WHAT YOU HAVE TO DO: Filter the records below, keeping only lines with the string "agent".

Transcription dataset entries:
::::::

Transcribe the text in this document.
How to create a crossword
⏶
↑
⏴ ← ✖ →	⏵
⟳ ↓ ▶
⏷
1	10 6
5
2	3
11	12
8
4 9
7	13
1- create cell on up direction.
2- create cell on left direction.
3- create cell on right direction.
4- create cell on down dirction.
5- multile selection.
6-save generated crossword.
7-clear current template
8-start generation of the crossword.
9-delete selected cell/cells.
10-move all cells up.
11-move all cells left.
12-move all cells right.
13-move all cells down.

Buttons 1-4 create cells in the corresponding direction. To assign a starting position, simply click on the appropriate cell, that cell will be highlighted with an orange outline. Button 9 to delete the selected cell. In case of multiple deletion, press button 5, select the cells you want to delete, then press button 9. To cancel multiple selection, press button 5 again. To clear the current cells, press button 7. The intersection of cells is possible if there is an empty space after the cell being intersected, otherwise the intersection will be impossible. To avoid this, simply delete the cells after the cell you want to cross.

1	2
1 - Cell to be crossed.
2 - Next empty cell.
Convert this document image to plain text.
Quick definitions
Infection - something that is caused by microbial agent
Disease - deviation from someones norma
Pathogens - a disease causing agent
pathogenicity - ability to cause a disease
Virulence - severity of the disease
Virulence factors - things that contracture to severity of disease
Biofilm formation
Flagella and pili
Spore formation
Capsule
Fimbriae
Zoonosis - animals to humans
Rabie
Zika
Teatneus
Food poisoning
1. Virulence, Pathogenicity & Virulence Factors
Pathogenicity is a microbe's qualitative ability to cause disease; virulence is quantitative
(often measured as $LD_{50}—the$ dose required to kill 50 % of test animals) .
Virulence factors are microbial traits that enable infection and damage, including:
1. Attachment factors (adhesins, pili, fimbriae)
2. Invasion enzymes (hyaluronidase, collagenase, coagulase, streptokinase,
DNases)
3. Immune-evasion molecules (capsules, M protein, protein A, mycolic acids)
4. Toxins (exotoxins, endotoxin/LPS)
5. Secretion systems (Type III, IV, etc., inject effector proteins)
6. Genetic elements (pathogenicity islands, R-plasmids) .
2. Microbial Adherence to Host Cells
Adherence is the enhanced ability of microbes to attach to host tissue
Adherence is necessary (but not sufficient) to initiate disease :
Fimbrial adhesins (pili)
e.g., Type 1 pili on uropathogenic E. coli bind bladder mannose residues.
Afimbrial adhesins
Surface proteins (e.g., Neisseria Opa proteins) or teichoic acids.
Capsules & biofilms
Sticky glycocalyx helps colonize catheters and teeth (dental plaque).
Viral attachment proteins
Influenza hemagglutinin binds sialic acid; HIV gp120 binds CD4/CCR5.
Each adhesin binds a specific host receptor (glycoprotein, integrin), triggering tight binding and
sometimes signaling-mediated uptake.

::::::

ANSWER SECTION:
Infection - something that is caused by microbial agent
Pathogens - a disease causing agent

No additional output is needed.